> _Task objective_:
Could you output each line of the data that follows exactly?

== == ==

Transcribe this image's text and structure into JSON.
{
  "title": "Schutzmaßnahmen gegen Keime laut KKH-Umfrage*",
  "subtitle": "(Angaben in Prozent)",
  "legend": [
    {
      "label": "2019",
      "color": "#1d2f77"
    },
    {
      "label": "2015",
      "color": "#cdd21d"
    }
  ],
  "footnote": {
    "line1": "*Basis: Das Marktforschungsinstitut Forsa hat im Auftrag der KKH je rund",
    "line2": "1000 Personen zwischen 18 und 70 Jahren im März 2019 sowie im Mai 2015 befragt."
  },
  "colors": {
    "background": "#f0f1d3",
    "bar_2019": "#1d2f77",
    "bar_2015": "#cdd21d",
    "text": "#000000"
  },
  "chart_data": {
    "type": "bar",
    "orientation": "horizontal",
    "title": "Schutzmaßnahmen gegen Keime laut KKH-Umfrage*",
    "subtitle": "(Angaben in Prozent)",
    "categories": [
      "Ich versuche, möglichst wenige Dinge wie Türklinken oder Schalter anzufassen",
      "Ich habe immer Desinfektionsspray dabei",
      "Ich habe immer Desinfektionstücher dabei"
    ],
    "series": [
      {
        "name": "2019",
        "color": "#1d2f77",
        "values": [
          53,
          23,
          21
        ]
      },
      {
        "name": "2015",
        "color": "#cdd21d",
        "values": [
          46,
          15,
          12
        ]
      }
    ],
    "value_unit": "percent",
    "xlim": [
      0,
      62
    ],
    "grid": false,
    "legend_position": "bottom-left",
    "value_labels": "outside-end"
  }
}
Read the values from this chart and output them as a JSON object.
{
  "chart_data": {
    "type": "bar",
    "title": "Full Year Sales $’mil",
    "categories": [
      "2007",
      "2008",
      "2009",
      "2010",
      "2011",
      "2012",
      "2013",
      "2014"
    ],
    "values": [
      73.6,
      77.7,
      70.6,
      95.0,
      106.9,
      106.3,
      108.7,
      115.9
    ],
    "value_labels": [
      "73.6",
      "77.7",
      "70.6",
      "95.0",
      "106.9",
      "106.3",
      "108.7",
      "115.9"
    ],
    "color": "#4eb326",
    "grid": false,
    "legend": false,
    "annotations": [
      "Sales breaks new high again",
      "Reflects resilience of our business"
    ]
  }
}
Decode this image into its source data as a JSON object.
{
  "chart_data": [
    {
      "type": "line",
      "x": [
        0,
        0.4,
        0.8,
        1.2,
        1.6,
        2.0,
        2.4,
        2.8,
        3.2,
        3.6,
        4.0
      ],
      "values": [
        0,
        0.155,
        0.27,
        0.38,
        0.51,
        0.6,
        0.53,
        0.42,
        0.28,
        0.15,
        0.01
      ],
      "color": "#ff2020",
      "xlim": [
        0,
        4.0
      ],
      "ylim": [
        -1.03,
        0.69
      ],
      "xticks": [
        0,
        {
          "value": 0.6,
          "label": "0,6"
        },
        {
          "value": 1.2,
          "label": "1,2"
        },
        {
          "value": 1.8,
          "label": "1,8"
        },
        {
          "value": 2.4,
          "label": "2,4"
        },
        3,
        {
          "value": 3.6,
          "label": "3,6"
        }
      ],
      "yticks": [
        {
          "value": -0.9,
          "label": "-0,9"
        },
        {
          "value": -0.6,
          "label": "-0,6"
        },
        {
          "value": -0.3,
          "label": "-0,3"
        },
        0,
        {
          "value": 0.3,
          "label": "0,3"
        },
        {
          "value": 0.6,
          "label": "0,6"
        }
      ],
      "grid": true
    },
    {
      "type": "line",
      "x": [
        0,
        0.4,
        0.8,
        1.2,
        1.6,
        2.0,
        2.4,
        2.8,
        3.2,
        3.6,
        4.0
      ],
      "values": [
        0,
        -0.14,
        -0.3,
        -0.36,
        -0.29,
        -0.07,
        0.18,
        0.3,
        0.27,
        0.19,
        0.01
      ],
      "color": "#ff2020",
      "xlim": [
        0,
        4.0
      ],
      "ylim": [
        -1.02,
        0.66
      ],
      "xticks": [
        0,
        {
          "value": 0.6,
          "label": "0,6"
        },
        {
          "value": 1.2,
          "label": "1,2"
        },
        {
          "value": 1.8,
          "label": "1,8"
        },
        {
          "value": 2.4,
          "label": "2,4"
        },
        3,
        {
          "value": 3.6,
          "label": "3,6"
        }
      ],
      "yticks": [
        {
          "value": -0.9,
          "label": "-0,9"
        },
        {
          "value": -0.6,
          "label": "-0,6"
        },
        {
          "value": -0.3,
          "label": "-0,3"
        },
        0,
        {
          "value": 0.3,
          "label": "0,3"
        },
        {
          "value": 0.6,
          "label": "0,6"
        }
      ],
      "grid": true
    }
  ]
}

== == ==

> _The reply_:
Transcribe this image's text and structure into JSON.
{
  "title": "Schutzmaßnahmen gegen Keime laut KKH-Umfrage*",
  "subtitle": "(Angaben in Prozent)",
  "legend": [
    {
      "label": "2019",
      "color": "#1d2f77"
    },
    {
      "label": "2015",
      "color": "#cdd21d"
    }
  ],
  "footnote": {
    "line1": "*Basis: Das Marktforschungsinstitut Forsa hat im Auftrag der KKH je rund",
    "line2": "1000 Personen zwischen 18 und 70 Jahren im März 2019 sowie im Mai 2015 befragt."
  },
  "colors": {
    "background": "#f0f1d3",
    "bar_2019": "#1d2f77",
    "bar_2015": "#cdd21d",
    "text": "#000000"
  },
  "chart_data": {
    "type": "bar",
    "orientation": "horizontal",
    "title": "Schutzmaßnahmen gegen Keime laut KKH-Umfrage*",
    "subtitle": "(Angaben in Prozent)",
    "categories": [
      "Ich versuche, möglichst wenige Dinge wie Türklinken oder Schalter anzufassen",
      "Ich habe immer Desinfektionsspray dabei",
      "Ich habe immer Desinfektionstücher dabei"
    ],
    "series": [
      {
        "name": "2019",
        "color": "#1d2f77",
        "values": [
          53,
          23,
          21
        ]
      },
      {
        "name": "2015",
        "color": "#cdd21d",
        "values": [
          46,
          15,
          12
        ]
      }
    ],
    "value_unit": "percent",
    "xlim": [
      0,
      62
    ],
    "grid": false,
    "legend_position": "bottom-left",
    "value_labels": "outside-end"
  }
}
Read the values from this chart and output them as a JSON object.
{
  "chart_data": {
    "type": "bar",
    "title": "Full Year Sales $’mil",
    "categories": [
      "2007",
      "2008",
      "2009",
      "2010",
      "2011",
      "2012",
      "2013",
      "2014"
    ],
    "values": [
      73.6,
      77.7,
      70.6,
      95.0,
      106.9,
      106.3,
      108.7,
      115.9
    ],
    "value_labels": [
      "73.6",
      "77.7",
      "70.6",
      "95.0",
      "106.9",
      "106.3",
      "108.7",
      "115.9"
    ],
    "color": "#4eb326",
    "grid": false,
    "legend": false,
    "annotations": [
      "Sales breaks new high again",
      "Reflects resilience of our business"
    ]
  }
}
Decode this image into its source data as a JSON object.
{
  "chart_data": [
    {
      "type": "line",
      "x": [
        0,
        0.4,
        0.8,
        1.2,
        1.6,
        2.0,
        2.4,
        2.8,
        3.2,
        3.6,
        4.0
      ],
      "values": [
        0,
        0.155,
        0.27,
        0.38,
        0.51,
        0.6,
        0.53,
        0.42,
        0.28,
        0.15,
        0.01
      ],
      "color": "#ff2020",
      "xlim": [
        0,
        4.0
      ],
      "ylim": [
        -1.03,
        0.69
      ],
      "xticks": [
        0,
        {
          "value": 0.6,
          "label": "0,6"
        },
        {
          "value": 1.2,
          "label": "1,2"
        },
        {
          "value": 1.8,
          "label": "1,8"
        },
        {
          "value": 2.4,
          "label": "2,4"
        },
        3,
        {
          "value": 3.6,
          "label": "3,6"
        }
      ],
      "yticks": [
        {
          "value": -0.9,
          "label": "-0,9"
        },
        {
          "value": -0.6,
          "label": "-0,6"
        },
        {
          "value": -0.3,
          "label": "-0,3"
        },
        0,
        {
          "value": 0.3,
          "label": "0,3"
        },
        {
          "value": 0.6,
          "label": "0,6"
        }
      ],
      "grid": true
    },
    {
      "type": "line",
      "x": [
        0,
        0.4,
        0.8,
        1.2,
        1.6,
        2.0,
        2.4,
        2.8,
        3.2,
        3.6,
        4.0
      ],
      "values": [
        0,
        -0.14,
        -0.3,
        -0.36,
        -0.29,
        -0.07,
        0.18,
        0.3,
        0.27,
        0.19,
        0.01
      ],
      "color": "#ff2020",
      "xlim": [
        0,
        4.0
      ],
      "ylim": [
        -1.02,
        0.66
      ],
      "xticks": [
        0,
        {
          "value": 0.6,
          "label": "0,6"
        },
        {
          "value": 1.2,
          "label": "1,2"
        },
        {
          "value": 1.8,
          "label": "1,8"
        },
        {
          "value": 2.4,
          "label": "2,4"
        },
        3,
        {
          "value": 3.6,
          "label": "3,6"
        }
      ],
      "yticks": [
        {
          "value": -0.9,
          "label": "-0,9"
        },
        {
          "value": -0.6,
          "label": "-0,6"
        },
        {
          "value": -0.3,
          "label": "-0,3"
        },
        0,
        {
          "value": 0.3,
          "label": "0,3"
        },
        {
          "value": 0.6,
          "label": "0,6"
        }
      ],
      "grid": true
    }
  ]
}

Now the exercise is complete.